TASK: Provide the number of lines containing the word "this", and nothing else.

>> BEGIN EXERCISE INPUT

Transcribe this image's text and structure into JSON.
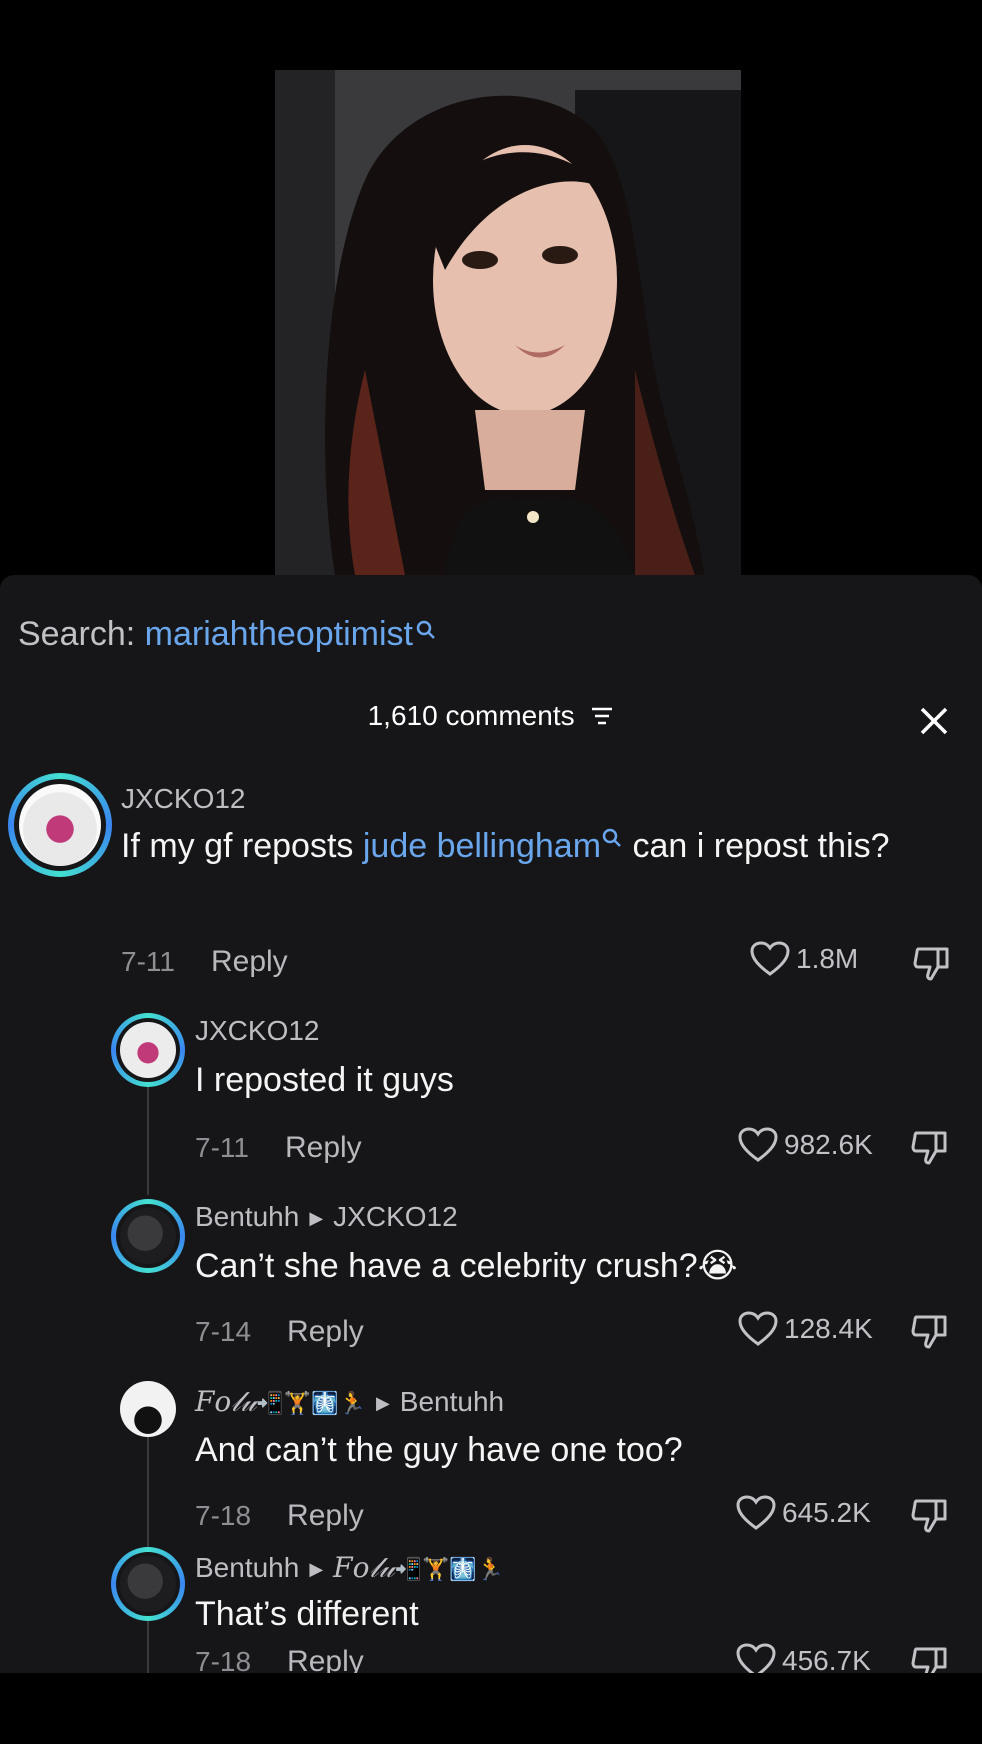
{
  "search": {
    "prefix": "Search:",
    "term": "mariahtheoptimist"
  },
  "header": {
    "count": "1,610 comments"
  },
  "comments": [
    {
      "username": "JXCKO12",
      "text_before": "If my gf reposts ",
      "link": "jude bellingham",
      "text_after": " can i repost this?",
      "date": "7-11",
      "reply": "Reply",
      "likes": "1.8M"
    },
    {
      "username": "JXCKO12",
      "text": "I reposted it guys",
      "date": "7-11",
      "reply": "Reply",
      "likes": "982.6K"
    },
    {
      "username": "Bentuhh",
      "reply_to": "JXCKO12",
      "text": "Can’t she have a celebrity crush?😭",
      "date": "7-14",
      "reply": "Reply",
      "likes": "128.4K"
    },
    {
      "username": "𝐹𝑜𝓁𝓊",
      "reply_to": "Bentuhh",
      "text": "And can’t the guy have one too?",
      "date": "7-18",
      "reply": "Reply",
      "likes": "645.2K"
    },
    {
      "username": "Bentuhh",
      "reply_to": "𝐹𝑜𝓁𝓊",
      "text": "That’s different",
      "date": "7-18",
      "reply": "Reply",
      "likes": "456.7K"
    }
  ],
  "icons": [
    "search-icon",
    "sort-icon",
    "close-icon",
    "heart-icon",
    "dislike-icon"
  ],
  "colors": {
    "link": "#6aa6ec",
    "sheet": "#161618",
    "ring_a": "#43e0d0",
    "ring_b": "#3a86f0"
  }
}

>> END EXERCISE INPUT

FINISHED EXERCISE: 2